--- Start Provided entries ---

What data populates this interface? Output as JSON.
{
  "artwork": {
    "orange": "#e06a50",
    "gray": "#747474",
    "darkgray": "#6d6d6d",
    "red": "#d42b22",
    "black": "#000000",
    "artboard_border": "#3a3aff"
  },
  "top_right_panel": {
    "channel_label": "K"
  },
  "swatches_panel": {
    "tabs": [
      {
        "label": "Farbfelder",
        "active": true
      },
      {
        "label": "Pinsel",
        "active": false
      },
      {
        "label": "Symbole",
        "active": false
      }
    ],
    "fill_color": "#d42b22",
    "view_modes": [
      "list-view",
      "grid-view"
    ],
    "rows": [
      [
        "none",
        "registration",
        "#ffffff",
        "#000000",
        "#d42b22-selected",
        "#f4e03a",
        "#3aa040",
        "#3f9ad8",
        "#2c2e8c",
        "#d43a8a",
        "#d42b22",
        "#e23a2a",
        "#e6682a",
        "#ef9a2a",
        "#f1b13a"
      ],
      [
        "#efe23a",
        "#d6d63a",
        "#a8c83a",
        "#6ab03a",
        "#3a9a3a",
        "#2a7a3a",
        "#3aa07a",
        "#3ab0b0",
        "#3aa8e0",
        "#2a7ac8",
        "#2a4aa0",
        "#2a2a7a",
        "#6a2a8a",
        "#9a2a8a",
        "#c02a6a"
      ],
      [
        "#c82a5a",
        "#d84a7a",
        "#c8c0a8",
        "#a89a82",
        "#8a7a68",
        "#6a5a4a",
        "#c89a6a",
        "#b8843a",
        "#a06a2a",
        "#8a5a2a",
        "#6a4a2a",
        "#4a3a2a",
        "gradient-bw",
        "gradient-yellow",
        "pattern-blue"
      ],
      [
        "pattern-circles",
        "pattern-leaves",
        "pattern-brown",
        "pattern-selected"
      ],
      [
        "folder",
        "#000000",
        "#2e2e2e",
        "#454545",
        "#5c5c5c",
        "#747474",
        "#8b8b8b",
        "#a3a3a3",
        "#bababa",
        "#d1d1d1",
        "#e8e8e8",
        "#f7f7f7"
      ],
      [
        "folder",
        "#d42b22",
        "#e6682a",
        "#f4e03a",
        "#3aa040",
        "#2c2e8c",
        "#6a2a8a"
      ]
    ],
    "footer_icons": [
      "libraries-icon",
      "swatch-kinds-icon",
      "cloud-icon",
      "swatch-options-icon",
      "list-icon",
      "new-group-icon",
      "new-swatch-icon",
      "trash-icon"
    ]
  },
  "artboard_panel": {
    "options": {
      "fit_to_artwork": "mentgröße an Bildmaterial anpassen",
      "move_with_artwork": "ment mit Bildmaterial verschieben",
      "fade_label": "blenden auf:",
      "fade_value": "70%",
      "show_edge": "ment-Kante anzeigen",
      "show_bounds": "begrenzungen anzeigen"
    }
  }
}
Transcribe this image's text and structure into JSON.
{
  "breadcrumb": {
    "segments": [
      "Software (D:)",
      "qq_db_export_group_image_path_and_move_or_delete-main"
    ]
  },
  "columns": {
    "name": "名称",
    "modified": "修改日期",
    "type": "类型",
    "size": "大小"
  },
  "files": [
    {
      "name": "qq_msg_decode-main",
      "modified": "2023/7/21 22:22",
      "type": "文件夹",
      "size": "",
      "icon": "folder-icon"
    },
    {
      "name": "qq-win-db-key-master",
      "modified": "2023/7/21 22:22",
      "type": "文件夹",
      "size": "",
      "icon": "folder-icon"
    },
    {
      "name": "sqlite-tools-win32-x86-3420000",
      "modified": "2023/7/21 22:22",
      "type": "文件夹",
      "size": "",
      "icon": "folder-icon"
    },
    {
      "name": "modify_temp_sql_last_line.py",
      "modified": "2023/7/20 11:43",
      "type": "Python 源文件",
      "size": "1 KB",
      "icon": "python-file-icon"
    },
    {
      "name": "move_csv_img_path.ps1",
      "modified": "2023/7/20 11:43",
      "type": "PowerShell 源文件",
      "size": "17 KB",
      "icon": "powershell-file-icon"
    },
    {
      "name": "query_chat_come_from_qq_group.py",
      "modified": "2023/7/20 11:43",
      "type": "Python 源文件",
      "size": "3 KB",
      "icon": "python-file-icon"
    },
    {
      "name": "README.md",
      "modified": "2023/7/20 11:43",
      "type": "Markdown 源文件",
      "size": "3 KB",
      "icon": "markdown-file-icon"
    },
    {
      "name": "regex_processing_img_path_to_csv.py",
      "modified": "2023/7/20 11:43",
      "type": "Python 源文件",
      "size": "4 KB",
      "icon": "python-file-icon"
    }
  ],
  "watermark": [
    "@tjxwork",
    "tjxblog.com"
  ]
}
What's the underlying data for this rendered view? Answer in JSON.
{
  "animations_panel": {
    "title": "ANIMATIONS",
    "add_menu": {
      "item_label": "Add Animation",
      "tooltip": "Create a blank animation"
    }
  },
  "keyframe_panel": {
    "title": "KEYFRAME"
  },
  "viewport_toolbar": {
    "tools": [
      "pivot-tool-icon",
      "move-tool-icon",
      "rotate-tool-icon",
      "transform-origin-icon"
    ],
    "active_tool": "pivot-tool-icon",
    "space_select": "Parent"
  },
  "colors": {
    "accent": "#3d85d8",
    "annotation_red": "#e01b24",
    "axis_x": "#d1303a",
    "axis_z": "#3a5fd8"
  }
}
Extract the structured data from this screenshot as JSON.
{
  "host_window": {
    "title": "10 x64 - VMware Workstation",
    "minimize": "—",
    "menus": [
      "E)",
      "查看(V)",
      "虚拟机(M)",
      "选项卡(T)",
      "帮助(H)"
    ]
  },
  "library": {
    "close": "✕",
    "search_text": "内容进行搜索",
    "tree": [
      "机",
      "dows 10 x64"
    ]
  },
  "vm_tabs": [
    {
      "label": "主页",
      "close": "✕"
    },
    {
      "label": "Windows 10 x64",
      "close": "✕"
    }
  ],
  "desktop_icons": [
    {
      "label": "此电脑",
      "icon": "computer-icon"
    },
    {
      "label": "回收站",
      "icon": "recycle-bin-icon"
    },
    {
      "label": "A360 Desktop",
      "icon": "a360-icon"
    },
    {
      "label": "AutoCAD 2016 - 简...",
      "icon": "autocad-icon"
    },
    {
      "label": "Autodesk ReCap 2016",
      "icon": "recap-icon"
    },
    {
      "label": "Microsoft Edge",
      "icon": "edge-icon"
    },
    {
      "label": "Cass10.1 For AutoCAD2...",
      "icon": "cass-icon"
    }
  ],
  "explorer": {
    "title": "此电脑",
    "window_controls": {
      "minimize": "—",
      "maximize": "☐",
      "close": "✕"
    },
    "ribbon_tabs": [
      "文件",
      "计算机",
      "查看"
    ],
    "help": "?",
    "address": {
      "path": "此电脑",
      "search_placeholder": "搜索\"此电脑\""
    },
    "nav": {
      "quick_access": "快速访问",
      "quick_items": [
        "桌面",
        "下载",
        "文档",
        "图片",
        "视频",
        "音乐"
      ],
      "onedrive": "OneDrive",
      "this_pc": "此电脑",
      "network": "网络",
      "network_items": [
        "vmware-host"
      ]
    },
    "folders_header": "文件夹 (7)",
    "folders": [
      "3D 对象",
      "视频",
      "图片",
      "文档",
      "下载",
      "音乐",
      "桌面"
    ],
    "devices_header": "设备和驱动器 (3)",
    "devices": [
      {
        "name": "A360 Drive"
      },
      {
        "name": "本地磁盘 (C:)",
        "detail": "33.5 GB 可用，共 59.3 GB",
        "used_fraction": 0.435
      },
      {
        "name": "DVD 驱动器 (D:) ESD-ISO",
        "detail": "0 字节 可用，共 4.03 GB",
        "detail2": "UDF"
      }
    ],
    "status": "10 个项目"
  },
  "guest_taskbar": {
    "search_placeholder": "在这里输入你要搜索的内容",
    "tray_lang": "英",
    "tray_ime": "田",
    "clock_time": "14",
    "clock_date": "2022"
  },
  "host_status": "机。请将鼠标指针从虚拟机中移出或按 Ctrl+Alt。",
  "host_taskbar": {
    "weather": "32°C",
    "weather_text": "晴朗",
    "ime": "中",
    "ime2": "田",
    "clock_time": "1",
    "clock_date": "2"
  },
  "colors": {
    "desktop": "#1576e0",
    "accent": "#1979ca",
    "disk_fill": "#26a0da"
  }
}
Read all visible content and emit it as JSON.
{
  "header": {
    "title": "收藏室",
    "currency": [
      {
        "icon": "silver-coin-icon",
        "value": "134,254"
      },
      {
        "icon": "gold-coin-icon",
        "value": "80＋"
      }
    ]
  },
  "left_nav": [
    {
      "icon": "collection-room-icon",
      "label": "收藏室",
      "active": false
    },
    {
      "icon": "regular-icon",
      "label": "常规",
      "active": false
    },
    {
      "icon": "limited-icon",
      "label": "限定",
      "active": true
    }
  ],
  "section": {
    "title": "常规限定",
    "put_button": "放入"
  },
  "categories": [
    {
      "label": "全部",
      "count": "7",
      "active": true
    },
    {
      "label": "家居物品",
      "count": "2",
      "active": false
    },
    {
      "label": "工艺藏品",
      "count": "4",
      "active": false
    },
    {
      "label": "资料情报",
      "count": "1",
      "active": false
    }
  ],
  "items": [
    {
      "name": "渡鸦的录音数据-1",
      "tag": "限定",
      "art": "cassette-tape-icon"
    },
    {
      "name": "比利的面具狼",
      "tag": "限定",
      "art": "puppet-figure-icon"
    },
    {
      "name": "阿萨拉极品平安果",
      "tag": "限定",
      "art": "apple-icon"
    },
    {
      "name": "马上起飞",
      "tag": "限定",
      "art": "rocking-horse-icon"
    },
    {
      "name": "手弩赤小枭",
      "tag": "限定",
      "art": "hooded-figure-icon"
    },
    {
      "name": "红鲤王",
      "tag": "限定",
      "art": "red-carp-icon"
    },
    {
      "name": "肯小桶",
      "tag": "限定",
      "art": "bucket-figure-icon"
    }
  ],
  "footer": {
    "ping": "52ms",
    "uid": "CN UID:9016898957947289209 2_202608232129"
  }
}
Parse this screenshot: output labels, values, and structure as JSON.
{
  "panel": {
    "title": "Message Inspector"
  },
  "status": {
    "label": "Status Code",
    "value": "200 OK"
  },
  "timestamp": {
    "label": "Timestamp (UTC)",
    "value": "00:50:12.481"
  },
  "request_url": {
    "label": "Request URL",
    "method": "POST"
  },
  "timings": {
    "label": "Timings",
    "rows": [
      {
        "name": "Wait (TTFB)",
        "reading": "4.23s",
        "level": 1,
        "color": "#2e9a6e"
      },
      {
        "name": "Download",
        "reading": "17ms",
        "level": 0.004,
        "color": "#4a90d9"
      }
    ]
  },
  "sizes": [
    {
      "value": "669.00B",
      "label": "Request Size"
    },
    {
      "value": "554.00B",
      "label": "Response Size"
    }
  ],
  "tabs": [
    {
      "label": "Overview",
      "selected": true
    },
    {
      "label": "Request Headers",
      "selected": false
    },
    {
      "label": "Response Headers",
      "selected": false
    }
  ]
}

--- End Provided entries ---

## Objective:
Gather every line containing the word "JSON" and copy it.

## Full response:
What data populates this interface? Output as JSON.
Transcribe this image's text and structure into JSON.
What's the underlying data for this rendered view? Answer in JSON.
Extract the structured data from this screenshot as JSON.
Read all visible content and emit it as JSON.
Parse this screenshot: output labels, values, and structure as JSON.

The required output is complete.